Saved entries
######

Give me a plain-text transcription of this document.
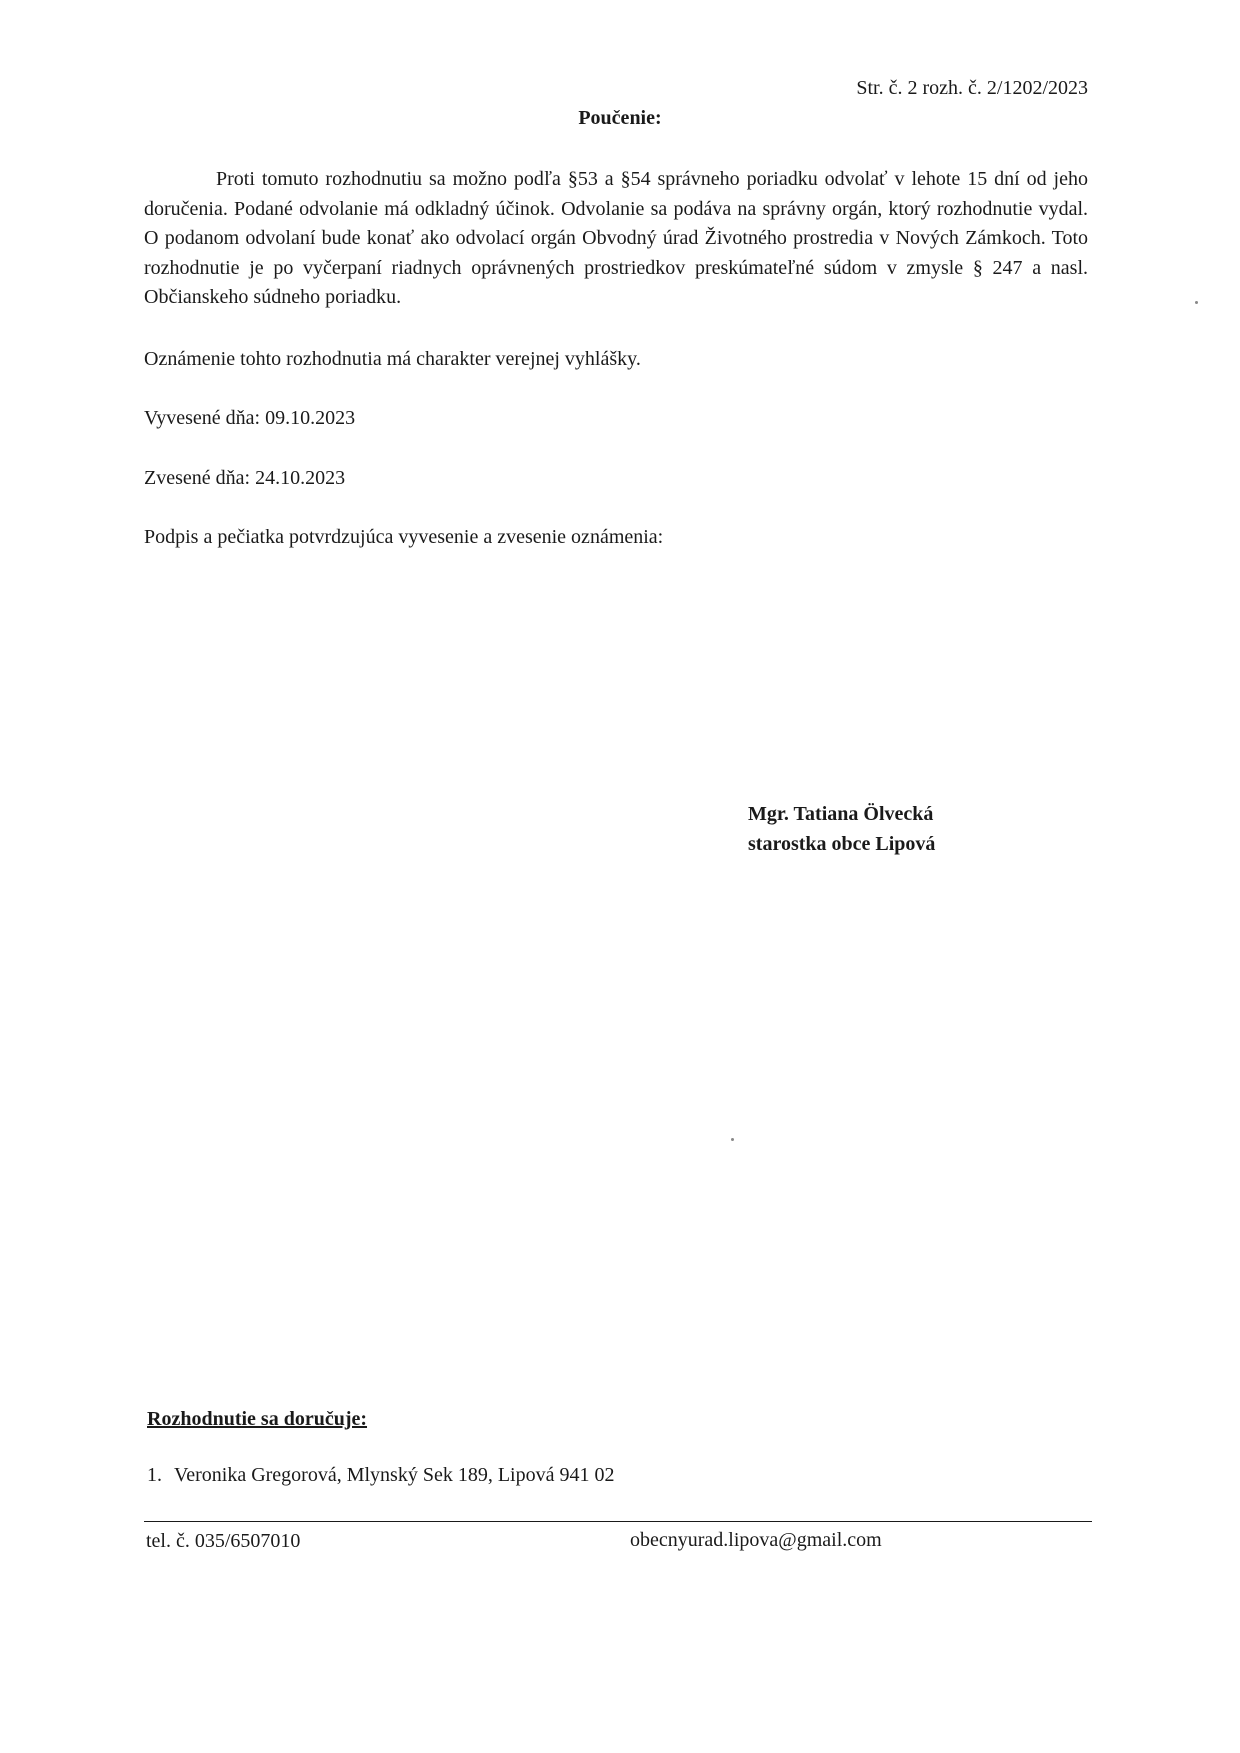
Str. č. 2 rozh. č. 2/1202/2023
Poučenie:

Proti tomuto rozhodnutiu sa možno podľa §53 a §54 správneho poriadku odvolať v lehote 15 dní od jeho doručenia. Podané odvolanie má odkladný účinok. Odvolanie sa podáva na správny orgán, ktorý rozhodnutie vydal. O podanom odvolaní bude konať ako odvolací orgán Obvodný úrad Životného prostredia v Nových Zámkoch. Toto rozhodnutie je po vyčerpaní riadnych oprávnených prostriedkov preskúmateľné súdom v zmysle § 247 a nasl. Občianskeho súdneho poriadku.

Oznámenie tohto rozhodnutia má charakter verejnej vyhlášky.
Vyvesené dňa: 09.10.2023
Zvesené dňa: 24.10.2023
Podpis a pečiatka potvrdzujúca vyvesenie a zvesenie oznámenia:
Mgr. Tatiana Ölvecká
starostka obce Lipová
Rozhodnutie sa doručuje:
1. Veronika Gregorová, Mlynský Sek 189, Lipová 941 02
tel. č. 035/6507010	obecnyurad.lipova@gmail.com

######

WHAT NEEDS TO BE DONE
Show every line from the entries above in which "Lipová" appears.

TASK SOLUTION
starostka obce Lipová
1. Veronika Gregorová, Mlynský Sek 189, Lipová 941 02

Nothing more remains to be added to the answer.